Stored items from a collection
* Begin *
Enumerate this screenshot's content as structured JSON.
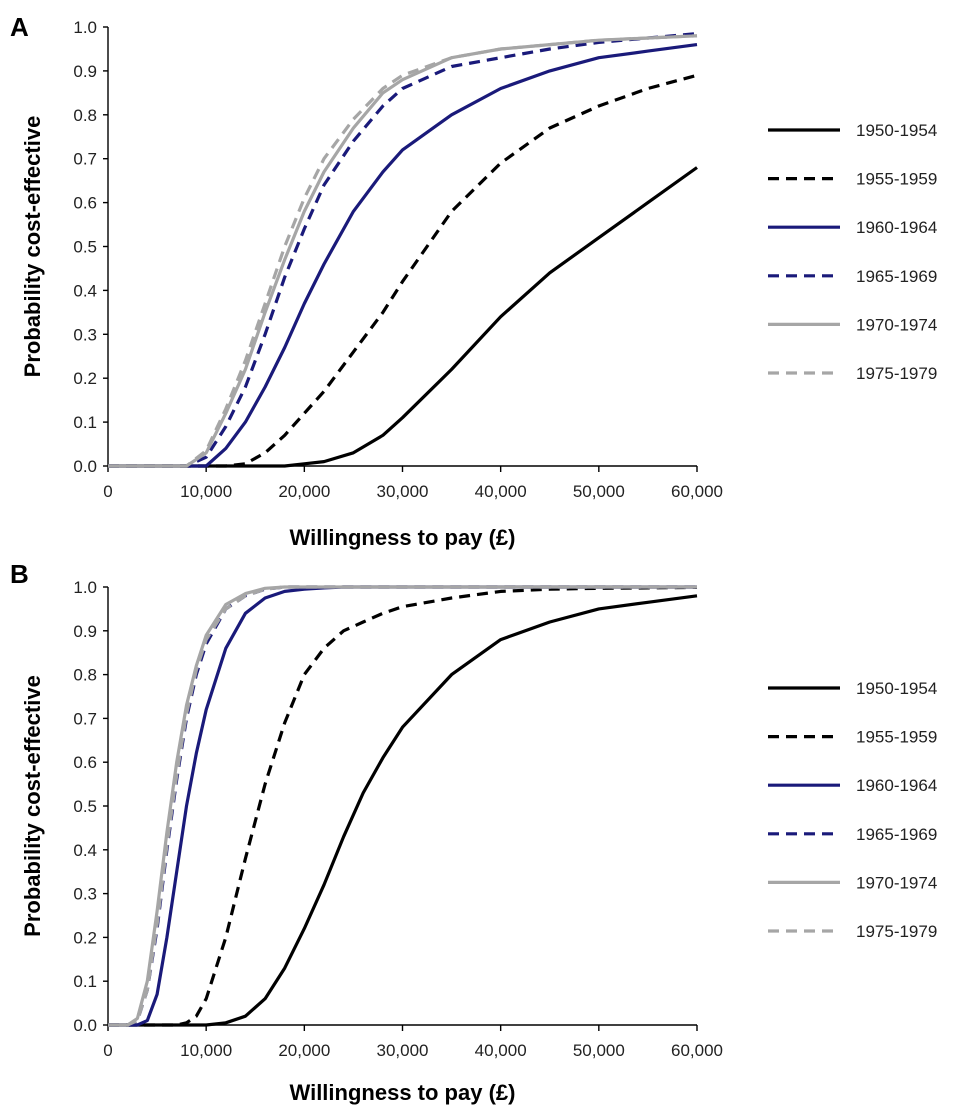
{
  "chart_data": [
    {
      "panel": "A",
      "type": "line",
      "xlabel": "Willingness to pay (£)",
      "ylabel": "Probability cost-effective",
      "xlim": [
        0,
        60000
      ],
      "ylim": [
        0,
        1.0
      ],
      "xticks": [
        "0",
        "10,000",
        "20,000",
        "30,000",
        "40,000",
        "50,000",
        "60,000"
      ],
      "yticks": [
        "0.0",
        "0.1",
        "0.2",
        "0.3",
        "0.4",
        "0.5",
        "0.6",
        "0.7",
        "0.8",
        "0.9",
        "1.0"
      ],
      "grid": false,
      "legend_position": "right",
      "x": [
        0,
        5000,
        8000,
        10000,
        12000,
        14000,
        16000,
        18000,
        20000,
        22000,
        25000,
        28000,
        30000,
        35000,
        40000,
        45000,
        50000,
        55000,
        60000
      ],
      "series": [
        {
          "name": "1950-1954",
          "color": "#000000",
          "dash": "solid",
          "values": [
            0,
            0,
            0,
            0,
            0,
            0,
            0,
            0,
            0.005,
            0.01,
            0.03,
            0.07,
            0.11,
            0.22,
            0.34,
            0.44,
            0.52,
            0.6,
            0.68
          ]
        },
        {
          "name": "1955-1959",
          "color": "#000000",
          "dash": "dashed",
          "values": [
            0,
            0,
            0,
            0,
            0,
            0.005,
            0.03,
            0.07,
            0.12,
            0.17,
            0.26,
            0.35,
            0.42,
            0.58,
            0.69,
            0.77,
            0.82,
            0.86,
            0.89
          ]
        },
        {
          "name": "1960-1964",
          "color": "#1a1a7a",
          "dash": "solid",
          "values": [
            0,
            0,
            0,
            0,
            0.04,
            0.1,
            0.18,
            0.27,
            0.37,
            0.46,
            0.58,
            0.67,
            0.72,
            0.8,
            0.86,
            0.9,
            0.93,
            0.945,
            0.96
          ]
        },
        {
          "name": "1965-1969",
          "color": "#1a1a7a",
          "dash": "dashed",
          "values": [
            0,
            0,
            0,
            0.02,
            0.09,
            0.18,
            0.3,
            0.43,
            0.54,
            0.64,
            0.74,
            0.82,
            0.86,
            0.91,
            0.93,
            0.95,
            0.965,
            0.975,
            0.985
          ]
        },
        {
          "name": "1970-1974",
          "color": "#a6a6a6",
          "dash": "solid",
          "values": [
            0,
            0,
            0,
            0.03,
            0.12,
            0.22,
            0.35,
            0.47,
            0.58,
            0.67,
            0.77,
            0.85,
            0.88,
            0.93,
            0.95,
            0.96,
            0.97,
            0.975,
            0.98
          ]
        },
        {
          "name": "1975-1979",
          "color": "#a6a6a6",
          "dash": "dashed",
          "values": [
            0,
            0,
            0,
            0.035,
            0.13,
            0.24,
            0.37,
            0.5,
            0.61,
            0.7,
            0.79,
            0.86,
            0.89,
            0.93,
            0.95,
            0.96,
            0.97,
            0.975,
            0.98
          ]
        }
      ]
    },
    {
      "panel": "B",
      "type": "line",
      "xlabel": "Willingness to pay (£)",
      "ylabel": "Probability cost-effective",
      "xlim": [
        0,
        60000
      ],
      "ylim": [
        0,
        1.0
      ],
      "xticks": [
        "0",
        "10,000",
        "20,000",
        "30,000",
        "40,000",
        "50,000",
        "60,000"
      ],
      "yticks": [
        "0.0",
        "0.1",
        "0.2",
        "0.3",
        "0.4",
        "0.5",
        "0.6",
        "0.7",
        "0.8",
        "0.9",
        "1.0"
      ],
      "grid": false,
      "legend_position": "right",
      "x": [
        0,
        2000,
        3000,
        4000,
        5000,
        6000,
        7000,
        8000,
        9000,
        10000,
        12000,
        14000,
        16000,
        18000,
        20000,
        22000,
        24000,
        26000,
        28000,
        30000,
        35000,
        40000,
        45000,
        50000,
        55000,
        60000
      ],
      "series": [
        {
          "name": "1950-1954",
          "color": "#000000",
          "dash": "solid",
          "values": [
            0,
            0,
            0,
            0,
            0,
            0,
            0,
            0,
            0,
            0,
            0.005,
            0.02,
            0.06,
            0.13,
            0.22,
            0.32,
            0.43,
            0.53,
            0.61,
            0.68,
            0.8,
            0.88,
            0.92,
            0.95,
            0.965,
            0.98
          ]
        },
        {
          "name": "1955-1959",
          "color": "#000000",
          "dash": "dashed",
          "values": [
            0,
            0,
            0,
            0,
            0,
            0,
            0,
            0.005,
            0.02,
            0.06,
            0.2,
            0.38,
            0.55,
            0.69,
            0.8,
            0.86,
            0.9,
            0.92,
            0.94,
            0.955,
            0.975,
            0.99,
            0.995,
            0.997,
            0.998,
            0.999
          ]
        },
        {
          "name": "1960-1964",
          "color": "#1a1a7a",
          "dash": "solid",
          "values": [
            0,
            0,
            0,
            0.01,
            0.07,
            0.2,
            0.35,
            0.5,
            0.62,
            0.72,
            0.86,
            0.94,
            0.975,
            0.99,
            0.995,
            0.998,
            1,
            1,
            1,
            1,
            1,
            1,
            1,
            1,
            1,
            1
          ]
        },
        {
          "name": "1965-1969",
          "color": "#1a1a7a",
          "dash": "dashed",
          "values": [
            0,
            0,
            0.01,
            0.08,
            0.22,
            0.4,
            0.56,
            0.7,
            0.8,
            0.87,
            0.95,
            0.98,
            0.995,
            1,
            1,
            1,
            1,
            1,
            1,
            1,
            1,
            1,
            1,
            1,
            1,
            1
          ]
        },
        {
          "name": "1970-1974",
          "color": "#a6a6a6",
          "dash": "solid",
          "values": [
            0,
            0,
            0.015,
            0.1,
            0.26,
            0.44,
            0.6,
            0.73,
            0.82,
            0.89,
            0.96,
            0.985,
            0.997,
            1,
            1,
            1,
            1,
            1,
            1,
            1,
            1,
            1,
            1,
            1,
            1,
            1
          ]
        },
        {
          "name": "1975-1979",
          "color": "#a6a6a6",
          "dash": "dashed",
          "values": [
            0,
            0,
            0.01,
            0.08,
            0.23,
            0.41,
            0.57,
            0.71,
            0.81,
            0.88,
            0.95,
            0.98,
            0.995,
            1,
            1,
            1,
            1,
            1,
            1,
            1,
            1,
            1,
            1,
            1,
            1,
            1
          ]
        }
      ]
    }
  ]
}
* End *
Problem to solve
Return every line of the records exactly as given, pictures excluded.

Result
Enumerate this screenshot's content as structured JSON.
{
  "chart_data": [
    {
      "panel": "A",
      "type": "line",
      "xlabel": "Willingness to pay (£)",
      "ylabel": "Probability cost-effective",
      "xlim": [
        0,
        60000
      ],
      "ylim": [
        0,
        1.0
      ],
      "xticks": [
        "0",
        "10,000",
        "20,000",
        "30,000",
        "40,000",
        "50,000",
        "60,000"
      ],
      "yticks": [
        "0.0",
        "0.1",
        "0.2",
        "0.3",
        "0.4",
        "0.5",
        "0.6",
        "0.7",
        "0.8",
        "0.9",
        "1.0"
      ],
      "grid": false,
      "legend_position": "right",
      "x": [
        0,
        5000,
        8000,
        10000,
        12000,
        14000,
        16000,
        18000,
        20000,
        22000,
        25000,
        28000,
        30000,
        35000,
        40000,
        45000,
        50000,
        55000,
        60000
      ],
      "series": [
        {
          "name": "1950-1954",
          "color": "#000000",
          "dash": "solid",
          "values": [
            0,
            0,
            0,
            0,
            0,
            0,
            0,
            0,
            0.005,
            0.01,
            0.03,
            0.07,
            0.11,
            0.22,
            0.34,
            0.44,
            0.52,
            0.6,
            0.68
          ]
        },
        {
          "name": "1955-1959",
          "color": "#000000",
          "dash": "dashed",
          "values": [
            0,
            0,
            0,
            0,
            0,
            0.005,
            0.03,
            0.07,
            0.12,
            0.17,
            0.26,
            0.35,
            0.42,
            0.58,
            0.69,
            0.77,
            0.82,
            0.86,
            0.89
          ]
        },
        {
          "name": "1960-1964",
          "color": "#1a1a7a",
          "dash": "solid",
          "values": [
            0,
            0,
            0,
            0,
            0.04,
            0.1,
            0.18,
            0.27,
            0.37,
            0.46,
            0.58,
            0.67,
            0.72,
            0.8,
            0.86,
            0.9,
            0.93,
            0.945,
            0.96
          ]
        },
        {
          "name": "1965-1969",
          "color": "#1a1a7a",
          "dash": "dashed",
          "values": [
            0,
            0,
            0,
            0.02,
            0.09,
            0.18,
            0.3,
            0.43,
            0.54,
            0.64,
            0.74,
            0.82,
            0.86,
            0.91,
            0.93,
            0.95,
            0.965,
            0.975,
            0.985
          ]
        },
        {
          "name": "1970-1974",
          "color": "#a6a6a6",
          "dash": "solid",
          "values": [
            0,
            0,
            0,
            0.03,
            0.12,
            0.22,
            0.35,
            0.47,
            0.58,
            0.67,
            0.77,
            0.85,
            0.88,
            0.93,
            0.95,
            0.96,
            0.97,
            0.975,
            0.98
          ]
        },
        {
          "name": "1975-1979",
          "color": "#a6a6a6",
          "dash": "dashed",
          "values": [
            0,
            0,
            0,
            0.035,
            0.13,
            0.24,
            0.37,
            0.5,
            0.61,
            0.7,
            0.79,
            0.86,
            0.89,
            0.93,
            0.95,
            0.96,
            0.97,
            0.975,
            0.98
          ]
        }
      ]
    },
    {
      "panel": "B",
      "type": "line",
      "xlabel": "Willingness to pay (£)",
      "ylabel": "Probability cost-effective",
      "xlim": [
        0,
        60000
      ],
      "ylim": [
        0,
        1.0
      ],
      "xticks": [
        "0",
        "10,000",
        "20,000",
        "30,000",
        "40,000",
        "50,000",
        "60,000"
      ],
      "yticks": [
        "0.0",
        "0.1",
        "0.2",
        "0.3",
        "0.4",
        "0.5",
        "0.6",
        "0.7",
        "0.8",
        "0.9",
        "1.0"
      ],
      "grid": false,
      "legend_position": "right",
      "x": [
        0,
        2000,
        3000,
        4000,
        5000,
        6000,
        7000,
        8000,
        9000,
        10000,
        12000,
        14000,
        16000,
        18000,
        20000,
        22000,
        24000,
        26000,
        28000,
        30000,
        35000,
        40000,
        45000,
        50000,
        55000,
        60000
      ],
      "series": [
        {
          "name": "1950-1954",
          "color": "#000000",
          "dash": "solid",
          "values": [
            0,
            0,
            0,
            0,
            0,
            0,
            0,
            0,
            0,
            0,
            0.005,
            0.02,
            0.06,
            0.13,
            0.22,
            0.32,
            0.43,
            0.53,
            0.61,
            0.68,
            0.8,
            0.88,
            0.92,
            0.95,
            0.965,
            0.98
          ]
        },
        {
          "name": "1955-1959",
          "color": "#000000",
          "dash": "dashed",
          "values": [
            0,
            0,
            0,
            0,
            0,
            0,
            0,
            0.005,
            0.02,
            0.06,
            0.2,
            0.38,
            0.55,
            0.69,
            0.8,
            0.86,
            0.9,
            0.92,
            0.94,
            0.955,
            0.975,
            0.99,
            0.995,
            0.997,
            0.998,
            0.999
          ]
        },
        {
          "name": "1960-1964",
          "color": "#1a1a7a",
          "dash": "solid",
          "values": [
            0,
            0,
            0,
            0.01,
            0.07,
            0.2,
            0.35,
            0.5,
            0.62,
            0.72,
            0.86,
            0.94,
            0.975,
            0.99,
            0.995,
            0.998,
            1,
            1,
            1,
            1,
            1,
            1,
            1,
            1,
            1,
            1
          ]
        },
        {
          "name": "1965-1969",
          "color": "#1a1a7a",
          "dash": "dashed",
          "values": [
            0,
            0,
            0.01,
            0.08,
            0.22,
            0.4,
            0.56,
            0.7,
            0.8,
            0.87,
            0.95,
            0.98,
            0.995,
            1,
            1,
            1,
            1,
            1,
            1,
            1,
            1,
            1,
            1,
            1,
            1,
            1
          ]
        },
        {
          "name": "1970-1974",
          "color": "#a6a6a6",
          "dash": "solid",
          "values": [
            0,
            0,
            0.015,
            0.1,
            0.26,
            0.44,
            0.6,
            0.73,
            0.82,
            0.89,
            0.96,
            0.985,
            0.997,
            1,
            1,
            1,
            1,
            1,
            1,
            1,
            1,
            1,
            1,
            1,
            1,
            1
          ]
        },
        {
          "name": "1975-1979",
          "color": "#a6a6a6",
          "dash": "dashed",
          "values": [
            0,
            0,
            0.01,
            0.08,
            0.23,
            0.41,
            0.57,
            0.71,
            0.81,
            0.88,
            0.95,
            0.98,
            0.995,
            1,
            1,
            1,
            1,
            1,
            1,
            1,
            1,
            1,
            1,
            1,
            1,
            1
          ]
        }
      ]
    }
  ]
}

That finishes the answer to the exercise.